Stored data entries:
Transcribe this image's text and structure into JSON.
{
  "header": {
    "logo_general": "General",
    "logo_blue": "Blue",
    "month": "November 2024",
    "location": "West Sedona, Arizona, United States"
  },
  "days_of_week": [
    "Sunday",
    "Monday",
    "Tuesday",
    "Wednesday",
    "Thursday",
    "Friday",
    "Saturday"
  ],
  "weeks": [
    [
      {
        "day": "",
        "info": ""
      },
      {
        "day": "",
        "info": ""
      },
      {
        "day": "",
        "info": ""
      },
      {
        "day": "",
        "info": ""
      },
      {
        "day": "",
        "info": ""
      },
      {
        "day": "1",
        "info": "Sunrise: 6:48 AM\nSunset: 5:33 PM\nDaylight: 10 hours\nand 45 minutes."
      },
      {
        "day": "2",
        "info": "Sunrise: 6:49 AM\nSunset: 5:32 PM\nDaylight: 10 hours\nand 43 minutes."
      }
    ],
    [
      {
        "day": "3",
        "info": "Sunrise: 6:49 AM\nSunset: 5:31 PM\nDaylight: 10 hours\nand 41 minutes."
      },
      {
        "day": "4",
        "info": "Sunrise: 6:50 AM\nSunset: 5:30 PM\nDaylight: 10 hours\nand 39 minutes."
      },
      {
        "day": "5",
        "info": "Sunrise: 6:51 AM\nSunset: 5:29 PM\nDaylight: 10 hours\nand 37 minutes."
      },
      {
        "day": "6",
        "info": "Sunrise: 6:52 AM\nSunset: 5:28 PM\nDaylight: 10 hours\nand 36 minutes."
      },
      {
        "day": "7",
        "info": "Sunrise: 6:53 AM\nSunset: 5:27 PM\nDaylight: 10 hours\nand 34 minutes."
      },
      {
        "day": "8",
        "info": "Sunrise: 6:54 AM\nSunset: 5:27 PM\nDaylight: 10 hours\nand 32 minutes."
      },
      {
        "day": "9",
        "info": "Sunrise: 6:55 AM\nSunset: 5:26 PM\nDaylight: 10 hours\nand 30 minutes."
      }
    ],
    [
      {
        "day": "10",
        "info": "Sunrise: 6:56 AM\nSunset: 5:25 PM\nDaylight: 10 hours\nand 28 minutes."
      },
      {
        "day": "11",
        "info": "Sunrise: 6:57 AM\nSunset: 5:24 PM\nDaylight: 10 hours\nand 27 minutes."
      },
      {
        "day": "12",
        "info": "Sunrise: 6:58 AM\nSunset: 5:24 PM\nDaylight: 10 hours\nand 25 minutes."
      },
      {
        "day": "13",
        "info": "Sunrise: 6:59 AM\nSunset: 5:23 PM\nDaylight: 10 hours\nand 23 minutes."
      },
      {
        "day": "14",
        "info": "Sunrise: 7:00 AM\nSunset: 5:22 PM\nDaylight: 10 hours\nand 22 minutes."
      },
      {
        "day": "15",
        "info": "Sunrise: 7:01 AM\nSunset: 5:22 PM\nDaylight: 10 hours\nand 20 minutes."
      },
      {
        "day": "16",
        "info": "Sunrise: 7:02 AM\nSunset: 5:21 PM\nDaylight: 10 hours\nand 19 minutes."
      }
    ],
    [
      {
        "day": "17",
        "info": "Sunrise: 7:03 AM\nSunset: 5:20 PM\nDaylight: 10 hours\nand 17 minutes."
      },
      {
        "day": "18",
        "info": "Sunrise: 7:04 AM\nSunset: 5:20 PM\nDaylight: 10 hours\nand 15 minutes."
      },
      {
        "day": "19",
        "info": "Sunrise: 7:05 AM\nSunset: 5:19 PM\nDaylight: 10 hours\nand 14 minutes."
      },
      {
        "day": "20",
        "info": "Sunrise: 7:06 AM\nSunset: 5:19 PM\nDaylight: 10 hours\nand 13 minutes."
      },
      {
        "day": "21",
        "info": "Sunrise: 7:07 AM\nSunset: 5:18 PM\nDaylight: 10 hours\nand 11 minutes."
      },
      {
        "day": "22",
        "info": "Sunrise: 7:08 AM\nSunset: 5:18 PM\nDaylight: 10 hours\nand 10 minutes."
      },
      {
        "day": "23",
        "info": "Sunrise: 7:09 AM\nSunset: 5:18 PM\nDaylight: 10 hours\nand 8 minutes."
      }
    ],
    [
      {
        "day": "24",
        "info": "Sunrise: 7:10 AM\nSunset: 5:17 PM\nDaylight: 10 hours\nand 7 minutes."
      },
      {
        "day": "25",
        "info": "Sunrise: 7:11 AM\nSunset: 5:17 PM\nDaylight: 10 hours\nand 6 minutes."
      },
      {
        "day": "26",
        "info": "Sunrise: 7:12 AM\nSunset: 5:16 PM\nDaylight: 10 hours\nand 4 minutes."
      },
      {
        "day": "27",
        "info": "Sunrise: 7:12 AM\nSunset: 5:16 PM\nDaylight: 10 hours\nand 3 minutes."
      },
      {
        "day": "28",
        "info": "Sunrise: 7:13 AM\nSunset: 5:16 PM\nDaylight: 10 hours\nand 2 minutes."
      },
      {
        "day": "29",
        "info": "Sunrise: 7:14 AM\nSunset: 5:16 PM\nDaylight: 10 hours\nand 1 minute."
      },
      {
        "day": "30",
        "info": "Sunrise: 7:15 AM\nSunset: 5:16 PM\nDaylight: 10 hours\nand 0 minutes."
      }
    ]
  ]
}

== Goal ==
Return what is listed above, exactly and completely.

== Problem solution ==
Transcribe this image's text and structure into JSON.
{
  "header": {
    "logo_general": "General",
    "logo_blue": "Blue",
    "month": "November 2024",
    "location": "West Sedona, Arizona, United States"
  },
  "days_of_week": [
    "Sunday",
    "Monday",
    "Tuesday",
    "Wednesday",
    "Thursday",
    "Friday",
    "Saturday"
  ],
  "weeks": [
    [
      {
        "day": "",
        "info": ""
      },
      {
        "day": "",
        "info": ""
      },
      {
        "day": "",
        "info": ""
      },
      {
        "day": "",
        "info": ""
      },
      {
        "day": "",
        "info": ""
      },
      {
        "day": "1",
        "info": "Sunrise: 6:48 AM\nSunset: 5:33 PM\nDaylight: 10 hours\nand 45 minutes."
      },
      {
        "day": "2",
        "info": "Sunrise: 6:49 AM\nSunset: 5:32 PM\nDaylight: 10 hours\nand 43 minutes."
      }
    ],
    [
      {
        "day": "3",
        "info": "Sunrise: 6:49 AM\nSunset: 5:31 PM\nDaylight: 10 hours\nand 41 minutes."
      },
      {
        "day": "4",
        "info": "Sunrise: 6:50 AM\nSunset: 5:30 PM\nDaylight: 10 hours\nand 39 minutes."
      },
      {
        "day": "5",
        "info": "Sunrise: 6:51 AM\nSunset: 5:29 PM\nDaylight: 10 hours\nand 37 minutes."
      },
      {
        "day": "6",
        "info": "Sunrise: 6:52 AM\nSunset: 5:28 PM\nDaylight: 10 hours\nand 36 minutes."
      },
      {
        "day": "7",
        "info": "Sunrise: 6:53 AM\nSunset: 5:27 PM\nDaylight: 10 hours\nand 34 minutes."
      },
      {
        "day": "8",
        "info": "Sunrise: 6:54 AM\nSunset: 5:27 PM\nDaylight: 10 hours\nand 32 minutes."
      },
      {
        "day": "9",
        "info": "Sunrise: 6:55 AM\nSunset: 5:26 PM\nDaylight: 10 hours\nand 30 minutes."
      }
    ],
    [
      {
        "day": "10",
        "info": "Sunrise: 6:56 AM\nSunset: 5:25 PM\nDaylight: 10 hours\nand 28 minutes."
      },
      {
        "day": "11",
        "info": "Sunrise: 6:57 AM\nSunset: 5:24 PM\nDaylight: 10 hours\nand 27 minutes."
      },
      {
        "day": "12",
        "info": "Sunrise: 6:58 AM\nSunset: 5:24 PM\nDaylight: 10 hours\nand 25 minutes."
      },
      {
        "day": "13",
        "info": "Sunrise: 6:59 AM\nSunset: 5:23 PM\nDaylight: 10 hours\nand 23 minutes."
      },
      {
        "day": "14",
        "info": "Sunrise: 7:00 AM\nSunset: 5:22 PM\nDaylight: 10 hours\nand 22 minutes."
      },
      {
        "day": "15",
        "info": "Sunrise: 7:01 AM\nSunset: 5:22 PM\nDaylight: 10 hours\nand 20 minutes."
      },
      {
        "day": "16",
        "info": "Sunrise: 7:02 AM\nSunset: 5:21 PM\nDaylight: 10 hours\nand 19 minutes."
      }
    ],
    [
      {
        "day": "17",
        "info": "Sunrise: 7:03 AM\nSunset: 5:20 PM\nDaylight: 10 hours\nand 17 minutes."
      },
      {
        "day": "18",
        "info": "Sunrise: 7:04 AM\nSunset: 5:20 PM\nDaylight: 10 hours\nand 15 minutes."
      },
      {
        "day": "19",
        "info": "Sunrise: 7:05 AM\nSunset: 5:19 PM\nDaylight: 10 hours\nand 14 minutes."
      },
      {
        "day": "20",
        "info": "Sunrise: 7:06 AM\nSunset: 5:19 PM\nDaylight: 10 hours\nand 13 minutes."
      },
      {
        "day": "21",
        "info": "Sunrise: 7:07 AM\nSunset: 5:18 PM\nDaylight: 10 hours\nand 11 minutes."
      },
      {
        "day": "22",
        "info": "Sunrise: 7:08 AM\nSunset: 5:18 PM\nDaylight: 10 hours\nand 10 minutes."
      },
      {
        "day": "23",
        "info": "Sunrise: 7:09 AM\nSunset: 5:18 PM\nDaylight: 10 hours\nand 8 minutes."
      }
    ],
    [
      {
        "day": "24",
        "info": "Sunrise: 7:10 AM\nSunset: 5:17 PM\nDaylight: 10 hours\nand 7 minutes."
      },
      {
        "day": "25",
        "info": "Sunrise: 7:11 AM\nSunset: 5:17 PM\nDaylight: 10 hours\nand 6 minutes."
      },
      {
        "day": "26",
        "info": "Sunrise: 7:12 AM\nSunset: 5:16 PM\nDaylight: 10 hours\nand 4 minutes."
      },
      {
        "day": "27",
        "info": "Sunrise: 7:12 AM\nSunset: 5:16 PM\nDaylight: 10 hours\nand 3 minutes."
      },
      {
        "day": "28",
        "info": "Sunrise: 7:13 AM\nSunset: 5:16 PM\nDaylight: 10 hours\nand 2 minutes."
      },
      {
        "day": "29",
        "info": "Sunrise: 7:14 AM\nSunset: 5:16 PM\nDaylight: 10 hours\nand 1 minute."
      },
      {
        "day": "30",
        "info": "Sunrise: 7:15 AM\nSunset: 5:16 PM\nDaylight: 10 hours\nand 0 minutes."
      }
    ]
  ]
}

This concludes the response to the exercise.